やること:
(a) インタビュー本文によると、女性向けのゲームを作るのは何年ぶりでしたか。
(b) インタビュー本文で発言者として名前が示されている人物を、重複なくすべて挙げてください。
(c) インタビュー本文のうち「「女性視点ではこれはどうなの?」と聞かれる機会が多かったです」で始まる段落を、主な内容を残して箇条書きにまとめてください。

白鳥 「このままじゃキュンとしない」とかも言われました(笑)。私自身、恋愛ゲームは好きなんですけど、恋愛のシナリオを書くと照れが出てしまって。甘い言葉を書くときなどは、その殻を破るまですごく時間が掛かりました。自分の恥ずかしいところをさらけ出すような感じでしょうか。でも、人に見られたくないなと思うところほど、「すごくときめいた」と言っていただけたりして。

 結果的にみんなで意見を言い合える、活気のある雰囲気だったのがよかったんだと思います。白鳥のシナリオの骨子はちゃんとあるんですけど、チームの刺激がいい影響となって、さらに彩を持たせられたなと思いますね。

阿達 こんなことを言ったら怒られるんじゃないかという企画も、女性プロジェクトチームだからこそ言えたりするんです。「じつは私、こういうことがやりたいんだよね」と、気軽に言えるようなチームでして。男性から「これって何がおもしろいの?」って言われても「私たちはおもしろいんです!」って、女性ならではのところですごく言いやすい環境でした。

猪川 「女性視点ではこれはどうなの?」と聞かれる機会が多かったです。上司たちは男性ですけど、「男性とは、考えかたや何が響くかというのがちょっと違うところがあるよね」という前提に立って、私たちの提案を聞いてくれました。私たちも、私個人ではなくて、ちゃんと女性としての視点で提案できているかなというのは気を付けています。それでいま、理解を得られるすごくやりやすい環境を作ってもらえてありがたいなと思っています。

開発はイバラの道!? 苦難に磨かれて

――本作の開発中はいろいろ苦難があったそうですが……?

 ええ。紆余曲折がありました。企画はダイヤモンドの原石のごとく光るものがあったのですが、女性向けのゲームを作るというのは10年ぶり、前例がないことも多く、難しくて。諸事情により何回も開発凍結かというピンチを乗り越えてきました。それこそ、フェニックスかペンペン草かと(苦笑)。

白鳥 とにかく制作中止だけは避けたくて。

実田 でも、ピンチを乗り越えるたびに、どんどん企画がブラッシュアップされていきまして。それに合わせる形で、デザイン面も試行錯誤しました。企画当初はアニメタッチだったのですが、どんどん洗練されていき、現在のタッチになっていきました。

【ES】企画書画像(面会)_20130221_01 【ES】企画書画像(監視モード)_20130221_01
▲初期案のハルトと、監視モード。現在と雰囲気が異なっています。

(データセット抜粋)
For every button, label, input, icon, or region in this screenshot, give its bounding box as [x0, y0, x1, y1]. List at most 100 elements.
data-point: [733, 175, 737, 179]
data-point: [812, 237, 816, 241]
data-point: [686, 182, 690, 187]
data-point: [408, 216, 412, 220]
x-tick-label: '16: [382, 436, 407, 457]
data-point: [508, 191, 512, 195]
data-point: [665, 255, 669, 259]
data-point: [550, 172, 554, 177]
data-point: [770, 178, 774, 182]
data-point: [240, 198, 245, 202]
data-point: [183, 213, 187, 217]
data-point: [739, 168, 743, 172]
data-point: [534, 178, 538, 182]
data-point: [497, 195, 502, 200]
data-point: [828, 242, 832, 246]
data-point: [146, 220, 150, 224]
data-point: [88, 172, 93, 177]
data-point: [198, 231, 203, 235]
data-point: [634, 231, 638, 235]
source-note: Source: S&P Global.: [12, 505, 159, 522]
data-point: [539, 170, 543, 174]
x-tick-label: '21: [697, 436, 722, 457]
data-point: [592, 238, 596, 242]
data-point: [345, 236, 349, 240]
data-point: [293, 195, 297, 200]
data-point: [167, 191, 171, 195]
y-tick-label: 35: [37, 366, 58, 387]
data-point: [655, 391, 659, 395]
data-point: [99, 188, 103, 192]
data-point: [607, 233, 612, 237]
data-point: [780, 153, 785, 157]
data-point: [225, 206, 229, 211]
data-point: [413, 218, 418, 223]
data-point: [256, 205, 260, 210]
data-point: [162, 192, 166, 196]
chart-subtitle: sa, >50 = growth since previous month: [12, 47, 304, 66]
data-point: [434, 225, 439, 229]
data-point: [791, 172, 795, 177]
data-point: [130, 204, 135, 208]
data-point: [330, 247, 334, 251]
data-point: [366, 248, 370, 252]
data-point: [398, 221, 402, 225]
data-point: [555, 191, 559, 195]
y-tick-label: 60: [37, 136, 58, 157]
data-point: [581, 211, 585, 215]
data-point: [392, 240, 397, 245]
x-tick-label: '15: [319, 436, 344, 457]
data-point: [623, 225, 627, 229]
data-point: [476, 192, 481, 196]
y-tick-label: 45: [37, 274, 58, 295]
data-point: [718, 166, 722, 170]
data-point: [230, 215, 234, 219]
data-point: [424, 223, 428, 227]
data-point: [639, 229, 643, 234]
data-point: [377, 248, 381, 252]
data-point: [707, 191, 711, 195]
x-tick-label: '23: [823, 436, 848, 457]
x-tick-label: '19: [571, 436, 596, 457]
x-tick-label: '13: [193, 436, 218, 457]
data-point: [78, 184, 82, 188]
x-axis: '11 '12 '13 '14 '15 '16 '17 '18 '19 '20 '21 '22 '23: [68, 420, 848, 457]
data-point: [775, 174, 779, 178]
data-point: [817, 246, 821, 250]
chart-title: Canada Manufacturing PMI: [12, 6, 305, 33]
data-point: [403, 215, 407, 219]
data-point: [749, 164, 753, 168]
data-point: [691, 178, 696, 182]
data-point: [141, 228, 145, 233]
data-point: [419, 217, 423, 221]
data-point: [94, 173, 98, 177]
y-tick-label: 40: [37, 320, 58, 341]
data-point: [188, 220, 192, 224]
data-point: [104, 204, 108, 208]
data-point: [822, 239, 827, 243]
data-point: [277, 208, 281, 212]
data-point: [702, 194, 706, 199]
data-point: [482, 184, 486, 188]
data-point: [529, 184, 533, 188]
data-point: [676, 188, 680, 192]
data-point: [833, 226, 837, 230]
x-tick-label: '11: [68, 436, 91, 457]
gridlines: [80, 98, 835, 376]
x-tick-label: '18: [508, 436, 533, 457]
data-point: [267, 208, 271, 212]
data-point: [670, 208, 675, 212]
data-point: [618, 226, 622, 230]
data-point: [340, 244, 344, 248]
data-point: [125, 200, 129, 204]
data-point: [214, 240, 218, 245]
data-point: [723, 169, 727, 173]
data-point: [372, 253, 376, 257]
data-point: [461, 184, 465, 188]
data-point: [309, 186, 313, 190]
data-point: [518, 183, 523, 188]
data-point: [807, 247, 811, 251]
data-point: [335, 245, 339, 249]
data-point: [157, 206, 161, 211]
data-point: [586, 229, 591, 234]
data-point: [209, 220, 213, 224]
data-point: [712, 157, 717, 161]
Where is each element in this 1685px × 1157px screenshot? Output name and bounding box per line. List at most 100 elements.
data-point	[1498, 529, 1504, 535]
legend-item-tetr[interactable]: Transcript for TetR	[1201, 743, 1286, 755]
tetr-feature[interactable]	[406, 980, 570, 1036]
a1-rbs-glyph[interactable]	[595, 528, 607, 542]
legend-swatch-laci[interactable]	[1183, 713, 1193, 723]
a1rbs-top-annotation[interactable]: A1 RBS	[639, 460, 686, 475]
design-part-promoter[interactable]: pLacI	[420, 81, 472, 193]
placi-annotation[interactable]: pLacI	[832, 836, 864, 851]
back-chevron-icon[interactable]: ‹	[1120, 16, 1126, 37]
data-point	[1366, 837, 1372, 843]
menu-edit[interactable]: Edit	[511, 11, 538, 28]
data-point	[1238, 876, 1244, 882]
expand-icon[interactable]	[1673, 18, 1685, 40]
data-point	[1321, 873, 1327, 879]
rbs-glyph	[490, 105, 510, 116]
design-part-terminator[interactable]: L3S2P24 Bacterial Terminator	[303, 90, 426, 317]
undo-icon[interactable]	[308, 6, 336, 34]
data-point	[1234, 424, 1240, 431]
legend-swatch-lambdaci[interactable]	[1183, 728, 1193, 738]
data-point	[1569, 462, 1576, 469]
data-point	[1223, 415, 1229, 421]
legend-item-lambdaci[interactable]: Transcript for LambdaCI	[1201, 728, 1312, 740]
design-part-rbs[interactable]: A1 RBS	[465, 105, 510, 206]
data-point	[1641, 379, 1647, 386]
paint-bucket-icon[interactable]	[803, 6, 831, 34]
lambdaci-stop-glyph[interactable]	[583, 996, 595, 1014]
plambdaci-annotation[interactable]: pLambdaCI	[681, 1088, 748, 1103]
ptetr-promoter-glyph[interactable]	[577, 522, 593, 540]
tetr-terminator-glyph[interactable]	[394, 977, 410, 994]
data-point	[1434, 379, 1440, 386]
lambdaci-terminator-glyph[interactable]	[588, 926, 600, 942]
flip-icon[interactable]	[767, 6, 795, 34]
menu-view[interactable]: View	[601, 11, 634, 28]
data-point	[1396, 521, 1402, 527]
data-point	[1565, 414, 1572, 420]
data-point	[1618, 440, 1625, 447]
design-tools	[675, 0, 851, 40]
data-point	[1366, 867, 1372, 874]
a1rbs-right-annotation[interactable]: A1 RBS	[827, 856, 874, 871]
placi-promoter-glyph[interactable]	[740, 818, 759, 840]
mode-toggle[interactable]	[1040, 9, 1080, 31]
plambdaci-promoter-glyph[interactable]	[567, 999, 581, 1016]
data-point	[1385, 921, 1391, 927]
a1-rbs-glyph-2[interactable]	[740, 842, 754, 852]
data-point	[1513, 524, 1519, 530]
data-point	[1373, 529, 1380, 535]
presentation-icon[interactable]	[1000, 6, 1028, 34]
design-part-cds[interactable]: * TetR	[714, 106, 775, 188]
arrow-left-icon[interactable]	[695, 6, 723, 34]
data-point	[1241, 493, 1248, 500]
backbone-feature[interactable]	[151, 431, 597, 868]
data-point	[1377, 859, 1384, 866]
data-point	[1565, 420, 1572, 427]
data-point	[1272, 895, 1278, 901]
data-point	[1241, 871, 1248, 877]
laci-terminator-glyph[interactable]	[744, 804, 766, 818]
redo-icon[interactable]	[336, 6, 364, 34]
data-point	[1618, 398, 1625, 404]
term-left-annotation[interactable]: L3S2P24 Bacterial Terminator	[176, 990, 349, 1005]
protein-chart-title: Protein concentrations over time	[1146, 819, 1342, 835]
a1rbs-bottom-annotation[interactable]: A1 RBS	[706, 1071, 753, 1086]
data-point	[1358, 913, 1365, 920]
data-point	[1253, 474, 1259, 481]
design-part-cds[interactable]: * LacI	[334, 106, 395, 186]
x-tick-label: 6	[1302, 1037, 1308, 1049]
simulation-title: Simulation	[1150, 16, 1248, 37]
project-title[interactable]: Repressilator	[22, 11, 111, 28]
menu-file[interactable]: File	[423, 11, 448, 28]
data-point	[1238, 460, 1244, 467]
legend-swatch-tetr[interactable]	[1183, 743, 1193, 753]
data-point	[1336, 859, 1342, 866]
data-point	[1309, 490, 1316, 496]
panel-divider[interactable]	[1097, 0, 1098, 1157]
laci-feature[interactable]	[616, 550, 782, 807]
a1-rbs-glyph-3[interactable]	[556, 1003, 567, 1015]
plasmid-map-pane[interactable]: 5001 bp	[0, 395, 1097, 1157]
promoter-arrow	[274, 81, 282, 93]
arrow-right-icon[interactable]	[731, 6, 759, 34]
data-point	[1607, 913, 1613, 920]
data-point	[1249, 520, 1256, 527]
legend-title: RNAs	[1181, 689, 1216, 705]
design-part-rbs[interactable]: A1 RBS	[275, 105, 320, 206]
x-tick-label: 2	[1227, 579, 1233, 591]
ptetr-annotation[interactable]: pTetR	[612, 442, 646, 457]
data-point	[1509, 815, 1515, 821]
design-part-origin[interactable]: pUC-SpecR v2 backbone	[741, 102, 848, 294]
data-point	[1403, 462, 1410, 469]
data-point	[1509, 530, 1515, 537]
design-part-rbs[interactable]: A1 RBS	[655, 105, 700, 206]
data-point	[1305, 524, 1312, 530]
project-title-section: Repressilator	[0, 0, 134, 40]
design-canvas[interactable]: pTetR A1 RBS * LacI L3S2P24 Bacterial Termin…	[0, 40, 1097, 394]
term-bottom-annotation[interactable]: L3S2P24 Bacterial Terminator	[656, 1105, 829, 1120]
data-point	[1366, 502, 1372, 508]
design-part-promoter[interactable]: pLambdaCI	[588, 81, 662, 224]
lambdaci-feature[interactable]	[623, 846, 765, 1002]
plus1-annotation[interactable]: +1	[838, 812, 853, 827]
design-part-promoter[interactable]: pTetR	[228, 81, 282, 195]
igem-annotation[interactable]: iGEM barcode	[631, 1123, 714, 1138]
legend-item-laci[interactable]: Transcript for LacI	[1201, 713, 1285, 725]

課題別の解答:
(a) 10年ぶりです。

(b) 白鳥、阿達、猪川、実田

(c)
- 「女性視点ではどうか」と聞かれる機会が多かった。
- 男性の上司たちは、男性とは考えかたや響くものが違うという前提で提案を聞いてくれた。
- 個人ではなく、女性としての視点で提案できているかに気を付けている。
- 理解を得られるやりやすい環境を作ってもらえて、ありがたいと感じている。